BEGIN
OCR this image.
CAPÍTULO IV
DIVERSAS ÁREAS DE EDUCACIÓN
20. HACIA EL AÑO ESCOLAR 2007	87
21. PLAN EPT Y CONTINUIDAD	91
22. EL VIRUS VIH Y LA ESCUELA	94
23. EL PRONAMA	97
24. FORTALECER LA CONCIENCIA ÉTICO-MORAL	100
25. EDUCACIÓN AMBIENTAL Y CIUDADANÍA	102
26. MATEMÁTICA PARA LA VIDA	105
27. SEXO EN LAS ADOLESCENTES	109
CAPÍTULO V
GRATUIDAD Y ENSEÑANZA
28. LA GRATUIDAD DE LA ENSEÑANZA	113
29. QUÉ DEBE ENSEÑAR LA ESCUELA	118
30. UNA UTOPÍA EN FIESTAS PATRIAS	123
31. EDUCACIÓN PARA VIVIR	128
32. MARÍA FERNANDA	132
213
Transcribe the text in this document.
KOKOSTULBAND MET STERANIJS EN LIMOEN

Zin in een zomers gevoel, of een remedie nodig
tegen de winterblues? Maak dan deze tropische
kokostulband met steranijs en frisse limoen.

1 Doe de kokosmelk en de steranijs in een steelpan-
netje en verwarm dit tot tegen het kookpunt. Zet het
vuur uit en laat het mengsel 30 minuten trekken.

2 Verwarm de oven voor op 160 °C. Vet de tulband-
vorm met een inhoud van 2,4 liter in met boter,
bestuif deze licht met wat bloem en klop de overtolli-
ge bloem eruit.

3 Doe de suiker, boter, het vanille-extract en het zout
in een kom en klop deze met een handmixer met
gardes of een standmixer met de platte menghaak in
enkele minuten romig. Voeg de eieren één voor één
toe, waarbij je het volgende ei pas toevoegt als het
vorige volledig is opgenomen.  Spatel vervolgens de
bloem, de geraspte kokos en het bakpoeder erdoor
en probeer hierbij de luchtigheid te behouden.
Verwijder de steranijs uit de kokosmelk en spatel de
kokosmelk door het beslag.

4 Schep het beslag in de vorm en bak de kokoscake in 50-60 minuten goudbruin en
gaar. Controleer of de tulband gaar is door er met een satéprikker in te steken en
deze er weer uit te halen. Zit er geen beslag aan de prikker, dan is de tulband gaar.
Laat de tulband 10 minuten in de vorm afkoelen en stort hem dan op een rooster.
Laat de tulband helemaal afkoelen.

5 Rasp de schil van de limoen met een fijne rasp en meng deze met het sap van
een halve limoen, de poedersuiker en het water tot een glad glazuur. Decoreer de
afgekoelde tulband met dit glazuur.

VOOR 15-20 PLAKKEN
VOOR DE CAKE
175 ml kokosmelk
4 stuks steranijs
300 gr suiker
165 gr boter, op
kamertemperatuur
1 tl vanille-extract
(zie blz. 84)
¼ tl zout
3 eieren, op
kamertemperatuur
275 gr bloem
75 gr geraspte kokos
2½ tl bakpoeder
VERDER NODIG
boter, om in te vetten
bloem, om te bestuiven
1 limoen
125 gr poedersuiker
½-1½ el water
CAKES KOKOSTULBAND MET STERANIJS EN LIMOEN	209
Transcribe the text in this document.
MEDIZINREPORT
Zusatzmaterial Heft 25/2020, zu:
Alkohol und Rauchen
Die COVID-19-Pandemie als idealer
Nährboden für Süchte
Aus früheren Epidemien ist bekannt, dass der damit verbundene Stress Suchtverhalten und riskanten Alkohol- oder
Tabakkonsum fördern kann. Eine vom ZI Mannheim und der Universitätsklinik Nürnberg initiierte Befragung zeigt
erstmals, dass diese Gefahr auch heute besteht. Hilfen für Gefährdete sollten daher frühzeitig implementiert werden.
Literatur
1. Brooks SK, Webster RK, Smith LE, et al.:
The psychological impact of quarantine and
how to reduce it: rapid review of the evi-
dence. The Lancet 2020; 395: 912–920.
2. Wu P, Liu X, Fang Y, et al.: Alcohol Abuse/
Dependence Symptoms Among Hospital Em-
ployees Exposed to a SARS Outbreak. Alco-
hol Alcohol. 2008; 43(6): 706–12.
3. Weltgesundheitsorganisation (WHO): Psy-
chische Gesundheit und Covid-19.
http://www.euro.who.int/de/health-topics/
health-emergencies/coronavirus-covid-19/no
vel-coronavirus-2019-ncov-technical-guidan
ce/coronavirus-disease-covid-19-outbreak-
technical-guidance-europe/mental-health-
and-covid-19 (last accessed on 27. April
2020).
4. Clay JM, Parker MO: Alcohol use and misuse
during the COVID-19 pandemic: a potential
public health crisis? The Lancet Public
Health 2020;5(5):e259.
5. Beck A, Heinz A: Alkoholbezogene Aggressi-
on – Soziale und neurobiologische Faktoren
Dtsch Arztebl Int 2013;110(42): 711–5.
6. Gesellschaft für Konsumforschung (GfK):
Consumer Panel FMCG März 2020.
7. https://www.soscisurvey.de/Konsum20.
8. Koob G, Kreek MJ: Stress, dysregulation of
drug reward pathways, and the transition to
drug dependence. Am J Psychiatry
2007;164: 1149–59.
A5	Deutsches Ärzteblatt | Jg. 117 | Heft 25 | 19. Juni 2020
END
--- Work instructions ---
The data must be given again in full. Keep every line identical.

--- Answer to this problem ---
OCR this image.
CAPÍTULO IV
DIVERSAS ÁREAS DE EDUCACIÓN
20. HACIA EL AÑO ESCOLAR 2007	87
21. PLAN EPT Y CONTINUIDAD	91
22. EL VIRUS VIH Y LA ESCUELA	94
23. EL PRONAMA	97
24. FORTALECER LA CONCIENCIA ÉTICO-MORAL	100
25. EDUCACIÓN AMBIENTAL Y CIUDADANÍA	102
26. MATEMÁTICA PARA LA VIDA	105
27. SEXO EN LAS ADOLESCENTES	109
CAPÍTULO V
GRATUIDAD Y ENSEÑANZA
28. LA GRATUIDAD DE LA ENSEÑANZA	113
29. QUÉ DEBE ENSEÑAR LA ESCUELA	118
30. UNA UTOPÍA EN FIESTAS PATRIAS	123
31. EDUCACIÓN PARA VIVIR	128
32. MARÍA FERNANDA	132
213
Transcribe the text in this document.
KOKOSTULBAND MET STERANIJS EN LIMOEN

Zin in een zomers gevoel, of een remedie nodig
tegen de winterblues? Maak dan deze tropische
kokostulband met steranijs en frisse limoen.

1 Doe de kokosmelk en de steranijs in een steelpan-
netje en verwarm dit tot tegen het kookpunt. Zet het
vuur uit en laat het mengsel 30 minuten trekken.

2 Verwarm de oven voor op 160 °C. Vet de tulband-
vorm met een inhoud van 2,4 liter in met boter,
bestuif deze licht met wat bloem en klop de overtolli-
ge bloem eruit.

3 Doe de suiker, boter, het vanille-extract en het zout
in een kom en klop deze met een handmixer met
gardes of een standmixer met de platte menghaak in
enkele minuten romig. Voeg de eieren één voor één
toe, waarbij je het volgende ei pas toevoegt als het
vorige volledig is opgenomen.  Spatel vervolgens de
bloem, de geraspte kokos en het bakpoeder erdoor
en probeer hierbij de luchtigheid te behouden.
Verwijder de steranijs uit de kokosmelk en spatel de
kokosmelk door het beslag.

4 Schep het beslag in de vorm en bak de kokoscake in 50-60 minuten goudbruin en
gaar. Controleer of de tulband gaar is door er met een satéprikker in te steken en
deze er weer uit te halen. Zit er geen beslag aan de prikker, dan is de tulband gaar.
Laat de tulband 10 minuten in de vorm afkoelen en stort hem dan op een rooster.
Laat de tulband helemaal afkoelen.

5 Rasp de schil van de limoen met een fijne rasp en meng deze met het sap van
een halve limoen, de poedersuiker en het water tot een glad glazuur. Decoreer de
afgekoelde tulband met dit glazuur.

VOOR 15-20 PLAKKEN
VOOR DE CAKE
175 ml kokosmelk
4 stuks steranijs
300 gr suiker
165 gr boter, op
kamertemperatuur
1 tl vanille-extract
(zie blz. 84)
¼ tl zout
3 eieren, op
kamertemperatuur
275 gr bloem
75 gr geraspte kokos
2½ tl bakpoeder
VERDER NODIG
boter, om in te vetten
bloem, om te bestuiven
1 limoen
125 gr poedersuiker
½-1½ el water
CAKES KOKOSTULBAND MET STERANIJS EN LIMOEN	209
Transcribe the text in this document.
MEDIZINREPORT
Zusatzmaterial Heft 25/2020, zu:
Alkohol und Rauchen
Die COVID-19-Pandemie als idealer
Nährboden für Süchte
Aus früheren Epidemien ist bekannt, dass der damit verbundene Stress Suchtverhalten und riskanten Alkohol- oder
Tabakkonsum fördern kann. Eine vom ZI Mannheim und der Universitätsklinik Nürnberg initiierte Befragung zeigt
erstmals, dass diese Gefahr auch heute besteht. Hilfen für Gefährdete sollten daher frühzeitig implementiert werden.
Literatur
1. Brooks SK, Webster RK, Smith LE, et al.:
The psychological impact of quarantine and
how to reduce it: rapid review of the evi-
dence. The Lancet 2020; 395: 912–920.
2. Wu P, Liu X, Fang Y, et al.: Alcohol Abuse/
Dependence Symptoms Among Hospital Em-
ployees Exposed to a SARS Outbreak. Alco-
hol Alcohol. 2008; 43(6): 706–12.
3. Weltgesundheitsorganisation (WHO): Psy-
chische Gesundheit und Covid-19.
http://www.euro.who.int/de/health-topics/
health-emergencies/coronavirus-covid-19/no
vel-coronavirus-2019-ncov-technical-guidan
ce/coronavirus-disease-covid-19-outbreak-
technical-guidance-europe/mental-health-
and-covid-19 (last accessed on 27. April
2020).
4. Clay JM, Parker MO: Alcohol use and misuse
during the COVID-19 pandemic: a potential
public health crisis? The Lancet Public
Health 2020;5(5):e259.
5. Beck A, Heinz A: Alkoholbezogene Aggressi-
on – Soziale und neurobiologische Faktoren
Dtsch Arztebl Int 2013;110(42): 711–5.
6. Gesellschaft für Konsumforschung (GfK):
Consumer Panel FMCG März 2020.
7. https://www.soscisurvey.de/Konsum20.
8. Koob G, Kreek MJ: Stress, dysregulation of
drug reward pathways, and the transition to
drug dependence. Am J Psychiatry
2007;164: 1149–59.
A5	Deutsches Ärzteblatt | Jg. 117 | Heft 25 | 19. Juni 2020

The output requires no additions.